** What you need to do **
a. Translate this sentence from the post about cars and fossil fuels into Spanish: "Seems backfiring car engines scared the horses."
b. Repeat word for word the stretch of the post about cars and fossil fuels that starts with "Still, cars were" and finishes with "area beyond Earth.".

** Document text **
------------------------------

Sunday, December 7, 2025
Another Time, Another Place
Another Time, Another Place
Don't it always seem to go
That you don't know what you've got
Till it's gone
They paved paradise
And put up a parking lot
Joni Mitchell – Big Yellow Taxi
Even though Donald Trump and MAGA followers might have missed those wildfires, that expanding coastal erosion, ignored the growing frequency of intensive tropical storms, the flood here and the drought there… they still want us to “drill, baby, drill” and let China take over every aspect of EV car and truck manufacturing, leaving us with a fading fossil fuel world as our preferred energy source. Back at the turn of the 19th to 20th century, when cars were just beginning to sputter down dirt roads, where paved highways were still a luxury relegated to them big city folk, many American towns banned them new-fangled thing-a-ma-jigs from small town America. Seems backfiring car engines scared the horses. Odd that if you want to see horses on city streets these days, you have to travel to New York’s Central Park or Amish Country in Pennsylvania. That green area in the pie-chart above is what percentage of greenhouse carbon emissions come from fossil fueled transportation.
Still, cars were originally created for people to travel farther, transport their goods to market and create an industrial future like no one could ever have imagined. Unless your best friends own major interests in the fossil fuel industry (including car and truck makers), you have to be a pretty unobservant person to think fossil fuels are good for us… forever. But cars and trucks seem to have lost that notion of being “there to help people”… with so much of modern life, particularly cities where our economy seems centered, being determined by cars. As garages, streets and access to parking now define how cities are built and zoned… space is more the final frontier for automotively-directed construction and planning than that area beyond Earth.

------------------------------

** Source excerpt **

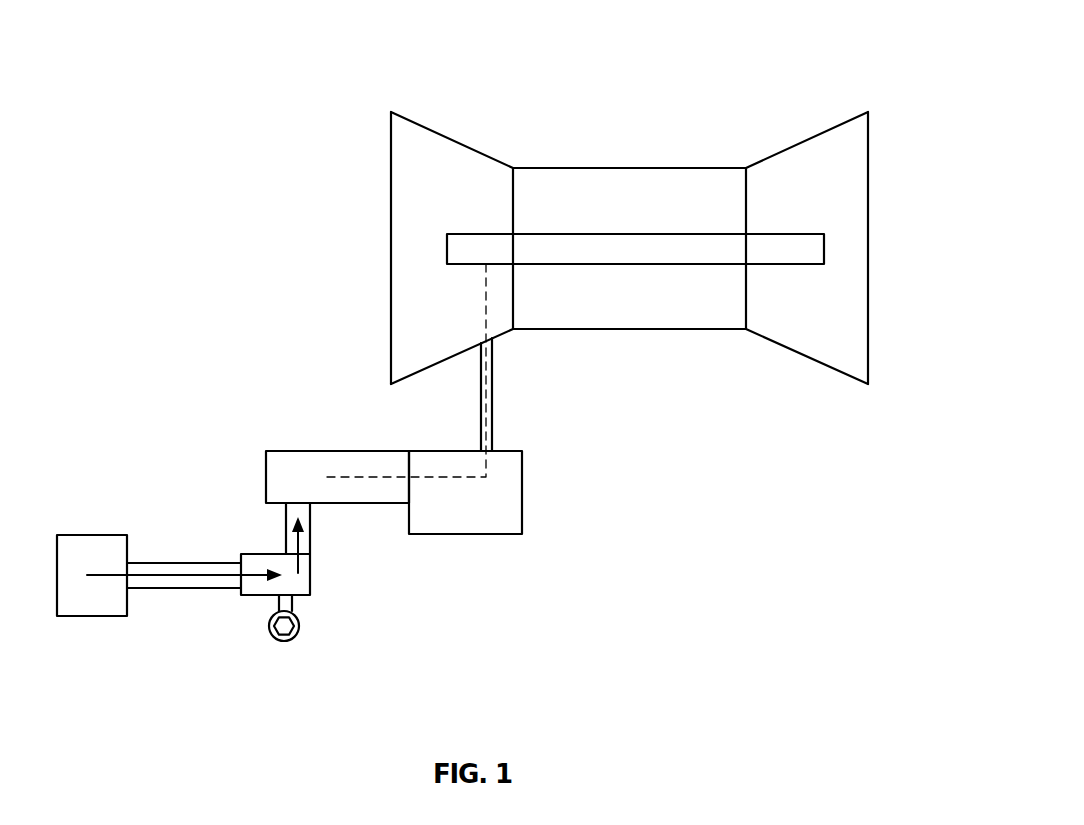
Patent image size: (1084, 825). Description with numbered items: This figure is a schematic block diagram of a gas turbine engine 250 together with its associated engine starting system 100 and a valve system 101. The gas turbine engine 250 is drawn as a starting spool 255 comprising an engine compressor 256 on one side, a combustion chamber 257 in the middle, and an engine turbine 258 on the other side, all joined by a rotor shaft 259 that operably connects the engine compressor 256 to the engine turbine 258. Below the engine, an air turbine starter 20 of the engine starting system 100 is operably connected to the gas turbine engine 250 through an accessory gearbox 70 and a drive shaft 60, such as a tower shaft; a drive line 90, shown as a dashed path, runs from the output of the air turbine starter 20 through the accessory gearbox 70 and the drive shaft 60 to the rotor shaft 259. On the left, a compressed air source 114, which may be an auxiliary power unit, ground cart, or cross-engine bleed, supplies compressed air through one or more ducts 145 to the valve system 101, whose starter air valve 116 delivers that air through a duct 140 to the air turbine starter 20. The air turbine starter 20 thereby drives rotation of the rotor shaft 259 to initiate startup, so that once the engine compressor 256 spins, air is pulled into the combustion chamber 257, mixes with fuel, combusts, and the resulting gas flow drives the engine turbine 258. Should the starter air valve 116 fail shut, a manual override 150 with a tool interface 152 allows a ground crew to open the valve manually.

------------------------------

** Results for the exercise **
a. Al parecer, los motores de los autos que petardeaban asustaban a los caballos.

b.
Still, cars were originally created for people to travel farther, transport their goods to market and create an industrial future like no one could ever have imagined. Unless your best friends own major interests in the fossil fuel industry (including car and truck makers), you have to be a pretty unobservant person to think fossil fuels are good for us… forever. But cars and trucks seem to have lost that notion of being “there to help people”… with so much of modern life, particularly cities where our economy seems centered, being determined by cars. As garages, streets and access to parking now define how cities are built and zoned… space is more the final frontier for automotively-directed construction and planning than that area beyond Earth.